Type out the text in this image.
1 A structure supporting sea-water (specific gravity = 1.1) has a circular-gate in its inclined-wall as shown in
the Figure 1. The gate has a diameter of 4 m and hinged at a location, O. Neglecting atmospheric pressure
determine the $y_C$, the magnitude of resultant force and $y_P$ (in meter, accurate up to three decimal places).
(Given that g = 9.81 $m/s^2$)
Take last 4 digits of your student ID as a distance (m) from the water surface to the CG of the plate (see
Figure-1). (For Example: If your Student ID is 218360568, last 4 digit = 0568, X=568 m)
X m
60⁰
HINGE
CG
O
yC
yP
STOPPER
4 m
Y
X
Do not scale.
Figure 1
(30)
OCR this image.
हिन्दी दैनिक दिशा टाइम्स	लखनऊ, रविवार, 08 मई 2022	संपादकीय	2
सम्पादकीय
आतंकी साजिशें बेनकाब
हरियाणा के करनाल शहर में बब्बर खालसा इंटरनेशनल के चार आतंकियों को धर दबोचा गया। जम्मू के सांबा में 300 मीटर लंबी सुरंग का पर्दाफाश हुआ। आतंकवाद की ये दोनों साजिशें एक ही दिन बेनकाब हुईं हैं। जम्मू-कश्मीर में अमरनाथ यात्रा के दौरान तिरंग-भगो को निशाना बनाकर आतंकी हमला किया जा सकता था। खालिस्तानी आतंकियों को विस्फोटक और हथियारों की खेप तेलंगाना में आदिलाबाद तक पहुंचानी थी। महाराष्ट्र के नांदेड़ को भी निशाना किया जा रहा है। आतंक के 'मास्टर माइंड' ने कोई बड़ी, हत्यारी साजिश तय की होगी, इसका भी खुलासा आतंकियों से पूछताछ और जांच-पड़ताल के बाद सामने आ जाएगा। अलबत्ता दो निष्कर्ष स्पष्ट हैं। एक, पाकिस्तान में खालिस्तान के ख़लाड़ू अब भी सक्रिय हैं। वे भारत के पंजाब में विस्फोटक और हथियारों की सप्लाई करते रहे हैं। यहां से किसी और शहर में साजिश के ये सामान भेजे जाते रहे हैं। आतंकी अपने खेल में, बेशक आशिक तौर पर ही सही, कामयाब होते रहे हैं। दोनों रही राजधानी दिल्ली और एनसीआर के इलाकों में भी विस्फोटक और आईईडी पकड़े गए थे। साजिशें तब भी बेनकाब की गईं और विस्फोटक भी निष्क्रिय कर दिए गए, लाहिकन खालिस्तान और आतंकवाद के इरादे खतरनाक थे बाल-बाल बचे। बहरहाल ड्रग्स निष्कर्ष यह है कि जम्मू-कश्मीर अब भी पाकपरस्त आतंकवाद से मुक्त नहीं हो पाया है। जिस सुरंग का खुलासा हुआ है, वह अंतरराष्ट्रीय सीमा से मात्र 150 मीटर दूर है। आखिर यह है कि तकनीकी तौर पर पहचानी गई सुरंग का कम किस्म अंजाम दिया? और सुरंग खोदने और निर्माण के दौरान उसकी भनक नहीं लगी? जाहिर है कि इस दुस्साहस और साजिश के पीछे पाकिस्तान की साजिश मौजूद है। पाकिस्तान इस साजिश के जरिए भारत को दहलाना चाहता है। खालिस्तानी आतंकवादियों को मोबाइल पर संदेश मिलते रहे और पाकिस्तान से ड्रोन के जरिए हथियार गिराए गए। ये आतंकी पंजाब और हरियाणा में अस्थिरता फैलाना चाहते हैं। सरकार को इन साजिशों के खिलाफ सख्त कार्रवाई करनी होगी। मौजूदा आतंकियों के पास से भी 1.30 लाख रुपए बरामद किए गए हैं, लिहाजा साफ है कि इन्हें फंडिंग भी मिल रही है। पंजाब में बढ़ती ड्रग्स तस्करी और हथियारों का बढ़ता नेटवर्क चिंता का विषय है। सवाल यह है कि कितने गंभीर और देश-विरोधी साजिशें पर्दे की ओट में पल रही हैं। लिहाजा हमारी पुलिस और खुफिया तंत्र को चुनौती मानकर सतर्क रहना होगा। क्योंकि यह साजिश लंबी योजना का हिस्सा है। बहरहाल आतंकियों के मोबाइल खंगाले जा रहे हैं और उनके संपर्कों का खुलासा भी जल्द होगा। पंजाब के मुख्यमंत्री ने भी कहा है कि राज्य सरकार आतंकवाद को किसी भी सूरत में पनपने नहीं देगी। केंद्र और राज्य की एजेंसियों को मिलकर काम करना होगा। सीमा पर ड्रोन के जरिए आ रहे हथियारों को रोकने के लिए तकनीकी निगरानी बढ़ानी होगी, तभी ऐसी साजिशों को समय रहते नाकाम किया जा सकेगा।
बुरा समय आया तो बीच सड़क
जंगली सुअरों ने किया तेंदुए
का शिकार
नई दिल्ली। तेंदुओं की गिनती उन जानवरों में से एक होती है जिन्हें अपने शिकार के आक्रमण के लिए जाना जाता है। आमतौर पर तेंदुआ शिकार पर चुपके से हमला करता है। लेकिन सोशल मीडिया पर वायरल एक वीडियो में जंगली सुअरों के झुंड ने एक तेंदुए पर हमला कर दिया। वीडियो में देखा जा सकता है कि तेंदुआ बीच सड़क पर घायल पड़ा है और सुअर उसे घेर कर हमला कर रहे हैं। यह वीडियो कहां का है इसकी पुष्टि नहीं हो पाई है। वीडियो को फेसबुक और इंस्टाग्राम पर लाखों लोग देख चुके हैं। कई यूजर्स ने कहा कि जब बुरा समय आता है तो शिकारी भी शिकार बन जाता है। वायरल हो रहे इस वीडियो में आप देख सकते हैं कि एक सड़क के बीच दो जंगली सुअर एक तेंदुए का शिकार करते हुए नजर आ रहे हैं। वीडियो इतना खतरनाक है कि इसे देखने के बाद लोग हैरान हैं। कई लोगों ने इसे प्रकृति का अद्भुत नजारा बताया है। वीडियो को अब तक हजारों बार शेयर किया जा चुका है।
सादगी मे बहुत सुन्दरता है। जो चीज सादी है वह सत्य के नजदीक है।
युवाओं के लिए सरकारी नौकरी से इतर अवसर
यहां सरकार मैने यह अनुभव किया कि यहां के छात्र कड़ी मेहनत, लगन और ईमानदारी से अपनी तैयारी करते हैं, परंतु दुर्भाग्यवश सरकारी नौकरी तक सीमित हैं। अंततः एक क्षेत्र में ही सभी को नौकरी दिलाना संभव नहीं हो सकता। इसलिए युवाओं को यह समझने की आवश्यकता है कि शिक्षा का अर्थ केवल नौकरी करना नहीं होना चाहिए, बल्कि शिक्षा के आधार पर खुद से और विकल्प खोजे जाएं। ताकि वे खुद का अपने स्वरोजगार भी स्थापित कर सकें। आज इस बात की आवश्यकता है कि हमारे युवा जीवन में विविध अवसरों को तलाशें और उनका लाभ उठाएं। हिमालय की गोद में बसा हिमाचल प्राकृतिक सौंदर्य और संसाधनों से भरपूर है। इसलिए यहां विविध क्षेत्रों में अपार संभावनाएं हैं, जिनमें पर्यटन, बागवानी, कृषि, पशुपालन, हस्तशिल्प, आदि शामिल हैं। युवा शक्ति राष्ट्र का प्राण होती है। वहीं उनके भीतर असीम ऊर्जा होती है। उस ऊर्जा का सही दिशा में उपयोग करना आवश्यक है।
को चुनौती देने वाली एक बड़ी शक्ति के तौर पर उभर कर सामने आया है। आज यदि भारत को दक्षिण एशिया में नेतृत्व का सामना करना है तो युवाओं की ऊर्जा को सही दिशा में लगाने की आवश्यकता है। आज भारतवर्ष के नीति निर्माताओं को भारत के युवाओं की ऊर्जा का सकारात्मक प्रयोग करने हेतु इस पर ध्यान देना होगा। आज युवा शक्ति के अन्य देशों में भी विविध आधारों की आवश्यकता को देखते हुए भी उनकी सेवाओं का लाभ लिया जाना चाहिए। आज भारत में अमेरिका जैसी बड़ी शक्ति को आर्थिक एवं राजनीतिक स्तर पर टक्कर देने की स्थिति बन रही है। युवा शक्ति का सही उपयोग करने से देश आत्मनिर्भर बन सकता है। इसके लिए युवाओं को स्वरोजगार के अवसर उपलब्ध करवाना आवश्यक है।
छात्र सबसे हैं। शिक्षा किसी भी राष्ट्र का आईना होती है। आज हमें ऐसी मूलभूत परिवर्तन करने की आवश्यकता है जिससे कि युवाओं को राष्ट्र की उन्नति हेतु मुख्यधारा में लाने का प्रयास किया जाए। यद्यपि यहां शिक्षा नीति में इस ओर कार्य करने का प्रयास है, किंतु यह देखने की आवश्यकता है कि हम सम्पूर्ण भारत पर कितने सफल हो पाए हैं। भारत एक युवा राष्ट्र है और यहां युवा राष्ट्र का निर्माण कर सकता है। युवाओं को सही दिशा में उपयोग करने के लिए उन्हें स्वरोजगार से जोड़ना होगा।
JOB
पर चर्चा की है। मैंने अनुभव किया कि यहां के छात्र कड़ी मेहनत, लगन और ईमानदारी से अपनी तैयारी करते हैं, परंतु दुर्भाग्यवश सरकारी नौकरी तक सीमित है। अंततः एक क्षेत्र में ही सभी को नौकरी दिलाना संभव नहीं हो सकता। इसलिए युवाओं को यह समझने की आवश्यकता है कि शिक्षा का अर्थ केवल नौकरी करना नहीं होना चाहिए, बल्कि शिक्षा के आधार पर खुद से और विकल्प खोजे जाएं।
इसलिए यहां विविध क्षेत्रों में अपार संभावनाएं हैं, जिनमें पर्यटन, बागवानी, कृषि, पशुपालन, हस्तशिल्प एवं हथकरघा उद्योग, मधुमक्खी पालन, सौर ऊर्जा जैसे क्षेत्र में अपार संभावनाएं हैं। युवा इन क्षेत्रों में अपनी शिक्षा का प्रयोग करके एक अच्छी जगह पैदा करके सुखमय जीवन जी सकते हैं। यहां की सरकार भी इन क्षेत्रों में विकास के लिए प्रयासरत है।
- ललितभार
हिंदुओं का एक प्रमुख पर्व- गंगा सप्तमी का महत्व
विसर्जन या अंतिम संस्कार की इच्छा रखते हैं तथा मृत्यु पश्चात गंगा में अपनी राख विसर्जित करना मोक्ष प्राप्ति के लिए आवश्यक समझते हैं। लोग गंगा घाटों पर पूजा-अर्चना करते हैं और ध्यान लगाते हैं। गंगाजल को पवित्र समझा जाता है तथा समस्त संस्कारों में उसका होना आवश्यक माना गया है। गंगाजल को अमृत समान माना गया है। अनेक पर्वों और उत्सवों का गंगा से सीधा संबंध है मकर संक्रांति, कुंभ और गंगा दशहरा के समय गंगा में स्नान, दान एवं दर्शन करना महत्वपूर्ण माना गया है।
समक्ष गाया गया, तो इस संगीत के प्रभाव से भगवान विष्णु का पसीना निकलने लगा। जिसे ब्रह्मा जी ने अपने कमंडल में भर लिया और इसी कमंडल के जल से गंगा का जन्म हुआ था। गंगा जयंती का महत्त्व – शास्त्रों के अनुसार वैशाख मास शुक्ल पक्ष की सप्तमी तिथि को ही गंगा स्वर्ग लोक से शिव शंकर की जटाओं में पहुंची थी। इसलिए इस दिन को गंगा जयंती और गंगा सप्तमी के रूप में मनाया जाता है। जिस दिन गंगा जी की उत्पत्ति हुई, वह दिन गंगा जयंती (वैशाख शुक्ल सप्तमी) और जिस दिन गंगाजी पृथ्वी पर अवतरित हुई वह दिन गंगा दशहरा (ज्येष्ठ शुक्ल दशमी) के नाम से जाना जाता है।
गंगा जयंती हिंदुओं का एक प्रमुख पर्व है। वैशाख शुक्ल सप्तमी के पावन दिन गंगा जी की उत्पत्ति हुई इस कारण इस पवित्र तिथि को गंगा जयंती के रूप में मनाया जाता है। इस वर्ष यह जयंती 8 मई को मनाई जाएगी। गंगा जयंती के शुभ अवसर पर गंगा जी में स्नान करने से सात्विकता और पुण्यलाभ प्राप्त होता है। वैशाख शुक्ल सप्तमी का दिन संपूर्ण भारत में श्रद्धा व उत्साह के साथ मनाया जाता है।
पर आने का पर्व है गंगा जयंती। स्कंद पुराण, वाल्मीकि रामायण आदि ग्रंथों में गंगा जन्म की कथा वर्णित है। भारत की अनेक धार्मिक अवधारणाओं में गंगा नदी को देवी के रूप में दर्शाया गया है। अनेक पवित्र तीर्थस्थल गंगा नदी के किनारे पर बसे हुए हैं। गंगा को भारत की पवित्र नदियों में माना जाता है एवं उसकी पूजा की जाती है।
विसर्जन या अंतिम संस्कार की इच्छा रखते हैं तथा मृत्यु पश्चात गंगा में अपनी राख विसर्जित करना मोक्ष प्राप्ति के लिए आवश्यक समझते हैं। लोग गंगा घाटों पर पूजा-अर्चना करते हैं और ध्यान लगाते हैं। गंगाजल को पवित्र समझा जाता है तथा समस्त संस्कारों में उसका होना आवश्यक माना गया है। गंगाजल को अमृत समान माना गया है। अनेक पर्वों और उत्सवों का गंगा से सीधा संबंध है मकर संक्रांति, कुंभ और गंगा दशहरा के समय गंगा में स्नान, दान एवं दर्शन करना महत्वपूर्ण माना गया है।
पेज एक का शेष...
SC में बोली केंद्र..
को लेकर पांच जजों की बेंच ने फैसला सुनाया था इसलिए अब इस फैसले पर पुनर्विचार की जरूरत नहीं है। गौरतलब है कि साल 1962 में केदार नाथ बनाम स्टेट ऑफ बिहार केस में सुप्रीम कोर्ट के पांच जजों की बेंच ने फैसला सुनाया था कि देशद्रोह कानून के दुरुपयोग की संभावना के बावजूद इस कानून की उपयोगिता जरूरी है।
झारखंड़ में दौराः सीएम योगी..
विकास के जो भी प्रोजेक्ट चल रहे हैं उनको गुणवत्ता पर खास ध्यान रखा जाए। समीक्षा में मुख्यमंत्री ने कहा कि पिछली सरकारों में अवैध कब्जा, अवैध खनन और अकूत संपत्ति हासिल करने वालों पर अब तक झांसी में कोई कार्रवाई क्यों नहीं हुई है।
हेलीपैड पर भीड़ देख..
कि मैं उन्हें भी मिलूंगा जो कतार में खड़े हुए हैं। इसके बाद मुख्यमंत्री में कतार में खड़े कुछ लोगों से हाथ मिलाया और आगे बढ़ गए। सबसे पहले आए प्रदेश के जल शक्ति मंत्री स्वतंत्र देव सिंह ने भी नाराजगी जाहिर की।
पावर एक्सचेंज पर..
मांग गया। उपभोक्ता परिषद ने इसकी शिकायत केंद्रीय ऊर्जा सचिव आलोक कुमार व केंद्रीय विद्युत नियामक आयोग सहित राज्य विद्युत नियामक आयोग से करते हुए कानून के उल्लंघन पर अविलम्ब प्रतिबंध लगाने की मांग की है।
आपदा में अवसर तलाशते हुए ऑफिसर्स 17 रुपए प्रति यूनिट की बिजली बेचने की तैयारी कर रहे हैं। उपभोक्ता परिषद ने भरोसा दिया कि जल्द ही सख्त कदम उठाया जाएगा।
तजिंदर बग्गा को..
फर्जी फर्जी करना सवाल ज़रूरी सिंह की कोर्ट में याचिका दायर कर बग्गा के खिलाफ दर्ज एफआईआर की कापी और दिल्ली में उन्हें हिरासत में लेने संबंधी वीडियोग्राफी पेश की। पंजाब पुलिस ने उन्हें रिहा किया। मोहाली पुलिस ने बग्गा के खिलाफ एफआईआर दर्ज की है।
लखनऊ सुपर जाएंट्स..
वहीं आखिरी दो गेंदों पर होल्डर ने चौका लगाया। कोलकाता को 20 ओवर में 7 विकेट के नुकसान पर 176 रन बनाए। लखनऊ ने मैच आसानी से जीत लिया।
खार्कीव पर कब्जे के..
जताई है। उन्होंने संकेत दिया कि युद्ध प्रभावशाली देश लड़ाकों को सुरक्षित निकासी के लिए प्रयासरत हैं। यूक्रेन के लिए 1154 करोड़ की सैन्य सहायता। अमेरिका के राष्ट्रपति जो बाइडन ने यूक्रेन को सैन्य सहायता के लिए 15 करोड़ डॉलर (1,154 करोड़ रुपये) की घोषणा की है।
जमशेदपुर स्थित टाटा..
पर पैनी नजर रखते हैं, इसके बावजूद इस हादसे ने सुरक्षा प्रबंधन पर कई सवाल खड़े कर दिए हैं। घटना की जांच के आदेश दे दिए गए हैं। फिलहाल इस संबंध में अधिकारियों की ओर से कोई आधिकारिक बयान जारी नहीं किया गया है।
────
**EXERCISE REQUIREMENTS:** List each line in the listing that contains the string "last".

**WRITTEN ANSWER:**
Take last 4 digits of your student ID as a distance (m) from the water surface to the CG of the plate (see
Figure-1). (For Example: If your Student ID is 218360568, last 4 digit = 0568, X=568 m)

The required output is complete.